*** INPUT
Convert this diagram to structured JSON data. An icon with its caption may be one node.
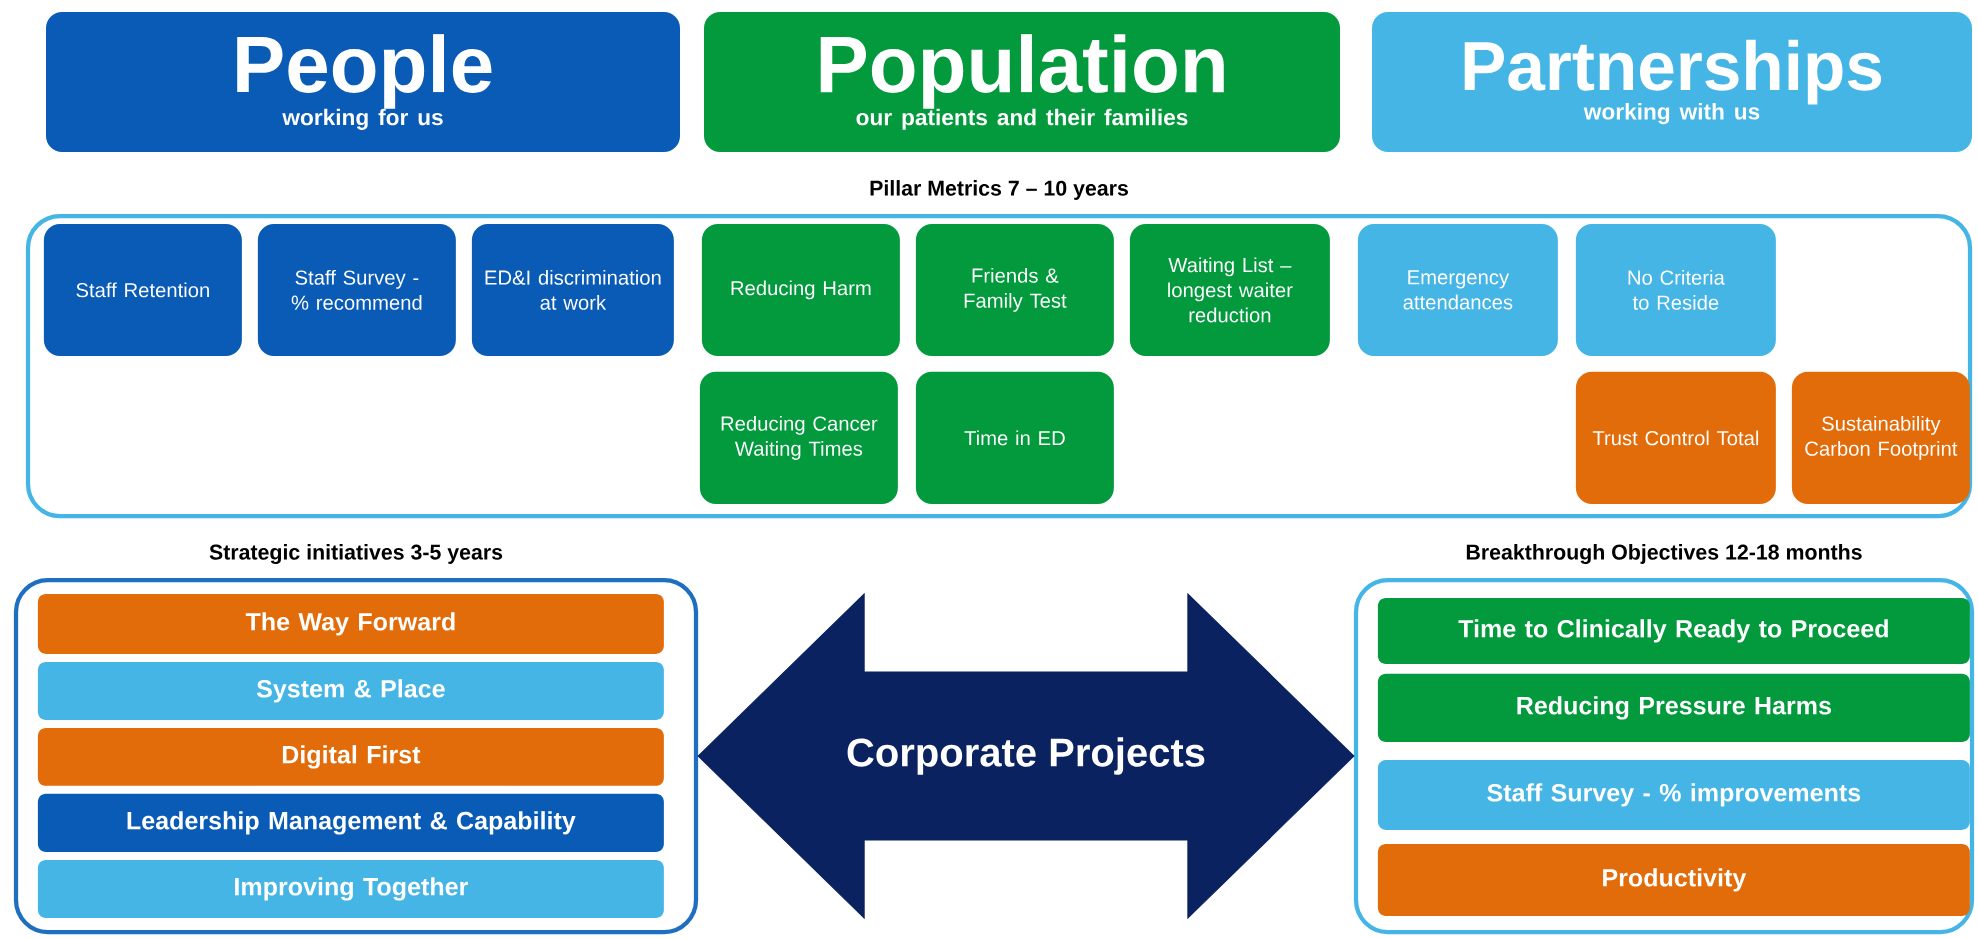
{
  "diagram": {
    "nodes": [
      {
        "text": [
          "People",
          "working for us"
        ]
      },
      {
        "text": [
          "Population",
          "our patients and their families"
        ]
      },
      {
        "text": [
          "Partnerships",
          "working with us"
        ]
      },
      {
        "text": [
          "Pillar Metrics 7 – 10 years"
        ]
      },
      {
        "text": [
          "Staff Retention"
        ],
        "in": 3
      },
      {
        "text": [
          "Staff Survey - % recommend"
        ],
        "in": 3
      },
      {
        "text": [
          "ED&I discrimination at work"
        ],
        "in": 3
      },
      {
        "text": [
          "Reducing Harm"
        ],
        "in": 3
      },
      {
        "text": [
          "Friends & Family Test"
        ],
        "in": 3
      },
      {
        "text": [
          "Waiting List – longest waiter reduction"
        ],
        "in": 3
      },
      {
        "text": [
          "Emergency attendances"
        ],
        "in": 3
      },
      {
        "text": [
          "No Criteria to Reside"
        ],
        "in": 3
      },
      {
        "text": [
          "Reducing Cancer Waiting Times"
        ],
        "in": 3
      },
      {
        "text": [
          "Time in ED"
        ],
        "in": 3
      },
      {
        "text": [
          "Trust Control Total"
        ],
        "in": 3
      },
      {
        "text": [
          "Sustainability Carbon Footprint"
        ],
        "in": 3
      },
      {
        "text": [
          "Strategic initiatives 3-5 years"
        ]
      },
      {
        "text": [
          "The Way Forward"
        ],
        "in": 16
      },
      {
        "text": [
          "System & Place"
        ],
        "in": 16
      },
      {
        "text": [
          "Digital First"
        ],
        "in": 16
      },
      {
        "text": [
          "Leadership Management & Capability"
        ],
        "in": 16
      },
      {
        "text": [
          "Improving Together"
        ],
        "in": 16
      },
      {
        "text": [
          "Breakthrough Objectives 12-18 months"
        ]
      },
      {
        "text": [
          "Time to Clinically Ready to Proceed"
        ],
        "in": 22
      },
      {
        "text": [
          "Reducing Pressure Harms"
        ],
        "in": 22
      },
      {
        "text": [
          "Staff Survey - % improvements"
        ],
        "in": 22
      },
      {
        "text": [
          "Productivity"
        ],
        "in": 22
      }
    ],
    "edges": [
      {
        "from": 16,
        "to": 22,
        "arrow": "both",
        "label": "Corporate Projects"
      }
    ]
  }
}
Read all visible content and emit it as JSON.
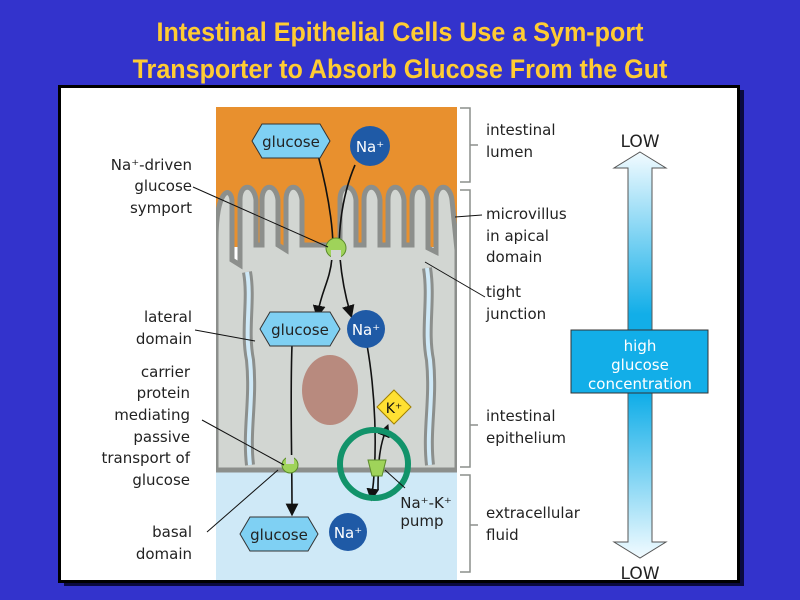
******
With the images omitted, repeat all the data word for word.

RESULT FOR THIS TASK »
Convert this diagram to structured JSON data. An icon with its caption may be one node.
{
  "diagram": {
    "nodes": [
      {
        "text": [
          "People",
          "working for us"
        ]
      },
      {
        "text": [
          "Population",
          "our patients and their families"
        ]
      },
      {
        "text": [
          "Partnerships",
          "working with us"
        ]
      },
      {
        "text": [
          "Pillar Metrics 7 – 10 years"
        ]
      },
      {
        "text": [
          "Staff Retention"
        ],
        "in": 3
      },
      {
        "text": [
          "Staff Survey - % recommend"
        ],
        "in": 3
      },
      {
        "text": [
          "ED&I discrimination at work"
        ],
        "in": 3
      },
      {
        "text": [
          "Reducing Harm"
        ],
        "in": 3
      },
      {
        "text": [
          "Friends & Family Test"
        ],
        "in": 3
      },
      {
        "text": [
          "Waiting List – longest waiter reduction"
        ],
        "in": 3
      },
      {
        "text": [
          "Emergency attendances"
        ],
        "in": 3
      },
      {
        "text": [
          "No Criteria to Reside"
        ],
        "in": 3
      },
      {
        "text": [
          "Reducing Cancer Waiting Times"
        ],
        "in": 3
      },
      {
        "text": [
          "Time in ED"
        ],
        "in": 3
      },
      {
        "text": [
          "Trust Control Total"
        ],
        "in": 3
      },
      {
        "text": [
          "Sustainability Carbon Footprint"
        ],
        "in": 3
      },
      {
        "text": [
          "Strategic initiatives 3-5 years"
        ]
      },
      {
        "text": [
          "The Way Forward"
        ],
        "in": 16
      },
      {
        "text": [
          "System & Place"
        ],
        "in": 16
      },
      {
        "text": [
          "Digital First"
        ],
        "in": 16
      },
      {
        "text": [
          "Leadership Management & Capability"
        ],
        "in": 16
      },
      {
        "text": [
          "Improving Together"
        ],
        "in": 16
      },
      {
        "text": [
          "Breakthrough Objectives 12-18 months"
        ]
      },
      {
        "text": [
          "Time to Clinically Ready to Proceed"
        ],
        "in": 22
      },
      {
        "text": [
          "Reducing Pressure Harms"
        ],
        "in": 22
      },
      {
        "text": [
          "Staff Survey - % improvements"
        ],
        "in": 22
      },
      {
        "text": [
          "Productivity"
        ],
        "in": 22
      }
    ],
    "edges": [
      {
        "from": 16,
        "to": 22,
        "arrow": "both",
        "label": "Corporate Projects"
      }
    ]
  }
}
Read all visible content and emit it as JSON.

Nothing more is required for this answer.